EXERCISE =>
Identify the lines that contain the word "nMigranten", then copy them.

--

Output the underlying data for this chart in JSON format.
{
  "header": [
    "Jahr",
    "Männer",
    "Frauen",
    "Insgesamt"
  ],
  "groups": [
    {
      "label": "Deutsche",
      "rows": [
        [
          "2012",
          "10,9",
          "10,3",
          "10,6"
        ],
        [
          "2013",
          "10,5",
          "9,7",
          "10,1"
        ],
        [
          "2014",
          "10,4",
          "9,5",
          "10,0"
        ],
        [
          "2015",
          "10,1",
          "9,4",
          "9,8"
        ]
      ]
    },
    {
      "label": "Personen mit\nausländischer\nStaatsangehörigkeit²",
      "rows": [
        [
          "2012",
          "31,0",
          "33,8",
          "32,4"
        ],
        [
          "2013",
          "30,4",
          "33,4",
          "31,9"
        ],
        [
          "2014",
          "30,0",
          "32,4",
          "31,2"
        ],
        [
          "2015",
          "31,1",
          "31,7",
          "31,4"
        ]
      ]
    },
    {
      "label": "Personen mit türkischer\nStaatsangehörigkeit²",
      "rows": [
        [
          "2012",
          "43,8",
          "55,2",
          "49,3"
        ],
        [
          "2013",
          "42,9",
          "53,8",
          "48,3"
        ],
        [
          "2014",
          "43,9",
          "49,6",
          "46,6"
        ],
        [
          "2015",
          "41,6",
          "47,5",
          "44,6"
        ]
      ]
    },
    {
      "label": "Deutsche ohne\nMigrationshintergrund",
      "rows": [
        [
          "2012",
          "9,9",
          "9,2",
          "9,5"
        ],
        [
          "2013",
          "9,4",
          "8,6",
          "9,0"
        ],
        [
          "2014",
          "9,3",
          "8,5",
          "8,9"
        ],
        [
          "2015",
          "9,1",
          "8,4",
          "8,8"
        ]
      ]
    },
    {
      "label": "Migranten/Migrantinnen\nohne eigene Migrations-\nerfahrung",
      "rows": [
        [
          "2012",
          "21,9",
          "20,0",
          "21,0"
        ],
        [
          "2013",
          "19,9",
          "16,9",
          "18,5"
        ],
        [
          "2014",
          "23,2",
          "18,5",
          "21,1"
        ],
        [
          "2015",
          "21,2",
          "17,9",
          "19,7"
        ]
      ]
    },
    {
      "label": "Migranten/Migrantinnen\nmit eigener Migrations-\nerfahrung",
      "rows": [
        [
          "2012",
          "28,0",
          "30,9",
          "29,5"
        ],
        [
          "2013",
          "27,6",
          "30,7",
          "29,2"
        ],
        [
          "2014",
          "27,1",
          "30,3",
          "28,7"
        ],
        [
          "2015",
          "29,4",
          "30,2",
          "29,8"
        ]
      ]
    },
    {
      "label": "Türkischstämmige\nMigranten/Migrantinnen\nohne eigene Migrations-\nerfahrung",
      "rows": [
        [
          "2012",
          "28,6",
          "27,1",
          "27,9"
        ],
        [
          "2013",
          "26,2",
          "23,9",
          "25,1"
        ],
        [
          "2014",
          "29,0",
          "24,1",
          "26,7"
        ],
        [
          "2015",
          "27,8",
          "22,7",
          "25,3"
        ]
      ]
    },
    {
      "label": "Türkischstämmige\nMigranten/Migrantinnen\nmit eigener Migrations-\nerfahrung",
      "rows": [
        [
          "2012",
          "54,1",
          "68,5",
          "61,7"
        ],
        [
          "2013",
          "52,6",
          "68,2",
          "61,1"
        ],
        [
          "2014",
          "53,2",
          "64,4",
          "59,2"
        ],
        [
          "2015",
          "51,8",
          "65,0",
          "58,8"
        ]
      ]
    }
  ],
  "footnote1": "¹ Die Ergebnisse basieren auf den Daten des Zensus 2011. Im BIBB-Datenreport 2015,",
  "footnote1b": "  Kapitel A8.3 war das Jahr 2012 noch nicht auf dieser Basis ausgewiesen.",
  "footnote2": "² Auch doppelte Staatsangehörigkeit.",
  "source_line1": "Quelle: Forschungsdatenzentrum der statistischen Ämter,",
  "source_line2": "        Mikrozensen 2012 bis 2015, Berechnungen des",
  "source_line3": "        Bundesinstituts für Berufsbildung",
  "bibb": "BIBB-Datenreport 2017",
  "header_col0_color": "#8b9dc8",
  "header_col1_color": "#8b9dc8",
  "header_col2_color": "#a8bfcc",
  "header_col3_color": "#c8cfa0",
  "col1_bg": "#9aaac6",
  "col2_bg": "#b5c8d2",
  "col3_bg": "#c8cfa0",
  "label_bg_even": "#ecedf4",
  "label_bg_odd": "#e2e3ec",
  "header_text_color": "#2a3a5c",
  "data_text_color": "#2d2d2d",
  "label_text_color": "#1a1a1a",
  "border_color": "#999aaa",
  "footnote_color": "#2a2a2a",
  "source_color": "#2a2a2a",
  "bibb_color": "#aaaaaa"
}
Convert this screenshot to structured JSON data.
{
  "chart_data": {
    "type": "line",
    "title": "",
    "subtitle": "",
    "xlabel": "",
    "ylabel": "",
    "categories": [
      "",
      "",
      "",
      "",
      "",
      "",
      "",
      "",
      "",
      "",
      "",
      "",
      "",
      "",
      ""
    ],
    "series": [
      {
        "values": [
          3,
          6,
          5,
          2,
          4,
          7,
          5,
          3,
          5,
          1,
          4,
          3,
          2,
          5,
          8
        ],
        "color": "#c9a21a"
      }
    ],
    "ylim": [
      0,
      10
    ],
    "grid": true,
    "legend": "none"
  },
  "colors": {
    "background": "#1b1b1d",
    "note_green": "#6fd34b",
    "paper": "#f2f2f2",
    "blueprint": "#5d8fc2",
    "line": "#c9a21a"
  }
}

--

SOLVED EXERCISE =>
      "label": "Türkischstämmige\nMigranten/Migrantinnen\nohne eigene Migrations-\nerfahrung",
      "label": "Türkischstämmige\nMigranten/Migrantinnen\nmit eigener Migrations-\nerfahrung",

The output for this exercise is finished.